• **Exercise requirements**
Copy the code-peek post, beginning at the words "A while back" and stopping after "on your machine)", and swap each "project" for "repository".

— START OF Source —

A while back I wrote about how terminal commands helped me to gather come information of the most important files in a codebase. In the end, I even found an okayish tool for the job called cloc. But for me, there were things missing: no git integration for example, or no complexity calculation.
I decided to build it myself, because why not? It seemed to be a great opportunity to learn a few things about how to recursively traverse a project, how to read a lot of files and how to get the information I want from them.
You can check out the project, which is called
code-peek
on my GitHub and install it locally viacargo install --git https://github.com/DerTimonius/code-peek.git
(you need to have Rust installed on your machine)
Choosing a language
If you’ve read the title of this post, you’ll of course know on what language I landed on, but I want to explain why I chose what I chose. I’m a full-stack dev and at work I’m using TypeScript almost exclusively. I do not have a college degree in computer science, my rudimentary knowledge there is completely self taught.
Therefore I don’t have a lot of expertise (or even experience) with low level languages. But I felt drawn to them for some time now and after my first steps in Rust during Advent of Code I decided to build this tool in Rust. I contemplated about using and learning Go, but I figured that getting a solid, foundational knowledge in Rust, where I already know some of the syntax (unlike Go, which I never used before), might be the better option.

— END OF Source —
— START OF Listed records —

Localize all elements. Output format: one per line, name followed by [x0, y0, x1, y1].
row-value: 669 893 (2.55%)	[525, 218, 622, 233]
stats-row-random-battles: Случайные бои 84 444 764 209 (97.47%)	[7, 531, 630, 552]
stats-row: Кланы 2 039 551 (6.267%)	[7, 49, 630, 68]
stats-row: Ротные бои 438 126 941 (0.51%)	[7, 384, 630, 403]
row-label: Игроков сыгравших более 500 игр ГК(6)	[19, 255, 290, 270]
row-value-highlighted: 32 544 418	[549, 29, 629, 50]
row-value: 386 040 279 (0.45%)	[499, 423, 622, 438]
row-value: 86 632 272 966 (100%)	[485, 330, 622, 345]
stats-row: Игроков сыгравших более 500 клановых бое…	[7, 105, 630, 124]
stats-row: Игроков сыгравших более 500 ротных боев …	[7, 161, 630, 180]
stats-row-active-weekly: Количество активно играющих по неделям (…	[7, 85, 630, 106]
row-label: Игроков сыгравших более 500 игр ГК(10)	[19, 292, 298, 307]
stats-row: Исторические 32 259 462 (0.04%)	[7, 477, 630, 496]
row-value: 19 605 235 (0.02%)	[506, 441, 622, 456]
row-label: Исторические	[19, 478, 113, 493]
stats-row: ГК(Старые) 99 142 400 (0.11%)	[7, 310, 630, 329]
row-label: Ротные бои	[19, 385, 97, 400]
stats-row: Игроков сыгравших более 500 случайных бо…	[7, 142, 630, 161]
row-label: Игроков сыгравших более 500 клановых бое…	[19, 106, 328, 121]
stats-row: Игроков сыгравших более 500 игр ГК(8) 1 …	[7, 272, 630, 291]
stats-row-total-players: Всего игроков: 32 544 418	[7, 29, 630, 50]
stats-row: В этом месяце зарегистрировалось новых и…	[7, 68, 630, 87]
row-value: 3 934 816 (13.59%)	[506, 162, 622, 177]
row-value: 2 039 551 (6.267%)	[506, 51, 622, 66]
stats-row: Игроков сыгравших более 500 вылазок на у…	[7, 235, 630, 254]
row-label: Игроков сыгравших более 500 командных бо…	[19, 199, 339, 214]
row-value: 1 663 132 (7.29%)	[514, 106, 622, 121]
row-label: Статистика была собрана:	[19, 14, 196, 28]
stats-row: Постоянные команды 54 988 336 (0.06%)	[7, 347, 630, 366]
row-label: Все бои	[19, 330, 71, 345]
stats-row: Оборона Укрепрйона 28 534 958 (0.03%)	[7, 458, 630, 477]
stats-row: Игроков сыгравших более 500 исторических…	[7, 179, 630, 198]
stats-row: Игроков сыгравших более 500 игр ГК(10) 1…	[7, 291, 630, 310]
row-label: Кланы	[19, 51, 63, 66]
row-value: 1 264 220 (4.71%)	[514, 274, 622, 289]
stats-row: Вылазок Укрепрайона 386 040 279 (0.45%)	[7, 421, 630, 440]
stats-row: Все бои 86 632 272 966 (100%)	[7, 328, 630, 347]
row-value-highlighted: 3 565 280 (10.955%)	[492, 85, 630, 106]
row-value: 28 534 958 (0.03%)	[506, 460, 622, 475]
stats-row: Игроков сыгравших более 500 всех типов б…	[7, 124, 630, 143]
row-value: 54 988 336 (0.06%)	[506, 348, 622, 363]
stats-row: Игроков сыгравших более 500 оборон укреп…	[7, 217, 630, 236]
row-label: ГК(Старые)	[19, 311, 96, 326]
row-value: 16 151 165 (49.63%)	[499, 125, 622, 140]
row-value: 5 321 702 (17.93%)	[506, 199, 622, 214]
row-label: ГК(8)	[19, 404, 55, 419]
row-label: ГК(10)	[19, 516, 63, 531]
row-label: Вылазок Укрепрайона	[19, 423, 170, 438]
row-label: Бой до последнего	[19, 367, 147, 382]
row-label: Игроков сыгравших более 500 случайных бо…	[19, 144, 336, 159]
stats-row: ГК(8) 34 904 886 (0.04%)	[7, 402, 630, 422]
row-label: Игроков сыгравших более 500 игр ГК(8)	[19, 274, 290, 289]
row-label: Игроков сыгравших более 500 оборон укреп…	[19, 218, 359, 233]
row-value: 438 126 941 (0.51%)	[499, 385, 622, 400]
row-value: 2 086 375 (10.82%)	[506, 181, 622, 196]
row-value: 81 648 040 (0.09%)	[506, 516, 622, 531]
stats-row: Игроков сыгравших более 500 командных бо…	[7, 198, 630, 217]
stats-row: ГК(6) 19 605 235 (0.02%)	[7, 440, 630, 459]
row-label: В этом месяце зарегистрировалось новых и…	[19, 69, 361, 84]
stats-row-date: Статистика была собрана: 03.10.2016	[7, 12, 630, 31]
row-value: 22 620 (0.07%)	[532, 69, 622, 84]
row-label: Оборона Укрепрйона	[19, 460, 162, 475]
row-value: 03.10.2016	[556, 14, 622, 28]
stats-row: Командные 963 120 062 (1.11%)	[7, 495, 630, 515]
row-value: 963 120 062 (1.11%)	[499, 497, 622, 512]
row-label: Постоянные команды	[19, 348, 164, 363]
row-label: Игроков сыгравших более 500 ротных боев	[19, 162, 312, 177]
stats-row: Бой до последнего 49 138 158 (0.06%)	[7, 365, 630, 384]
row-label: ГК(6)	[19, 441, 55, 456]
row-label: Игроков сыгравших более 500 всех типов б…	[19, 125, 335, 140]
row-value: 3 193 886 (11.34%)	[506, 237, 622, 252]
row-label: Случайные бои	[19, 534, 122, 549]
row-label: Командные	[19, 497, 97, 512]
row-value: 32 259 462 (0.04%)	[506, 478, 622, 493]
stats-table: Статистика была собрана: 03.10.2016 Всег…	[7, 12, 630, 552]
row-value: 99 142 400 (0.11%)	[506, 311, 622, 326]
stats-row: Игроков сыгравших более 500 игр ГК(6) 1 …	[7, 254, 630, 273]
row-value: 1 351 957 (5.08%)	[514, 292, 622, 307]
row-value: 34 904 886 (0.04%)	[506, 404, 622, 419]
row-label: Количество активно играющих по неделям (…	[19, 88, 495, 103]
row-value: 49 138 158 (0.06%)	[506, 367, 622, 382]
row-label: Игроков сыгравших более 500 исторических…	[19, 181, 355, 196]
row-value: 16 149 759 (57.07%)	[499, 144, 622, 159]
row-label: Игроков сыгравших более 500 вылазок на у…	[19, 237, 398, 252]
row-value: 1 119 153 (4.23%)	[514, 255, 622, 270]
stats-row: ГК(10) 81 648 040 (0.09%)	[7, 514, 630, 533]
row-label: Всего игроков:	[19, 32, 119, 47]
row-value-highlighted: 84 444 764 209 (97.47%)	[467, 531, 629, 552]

— END OF Listed records —

• **Exercise result**
A while back I wrote about how terminal commands helped me to gather come information of the most important files in a codebase. In the end, I even found an okayish tool for the job called cloc. But for me, there were things missing: no git integration for example, or no complexity calculation.
I decided to build it myself, because why not? It seemed to be a great opportunity to learn a few things about how to recursively traverse a repository, how to read a lot of files and how to get the information I want from them.
You can check out the repository, which is called
code-peek
on my GitHub and install it locally viacargo install --git https://github.com/DerTimonius/code-peek.git
(you need to have Rust installed on your machine)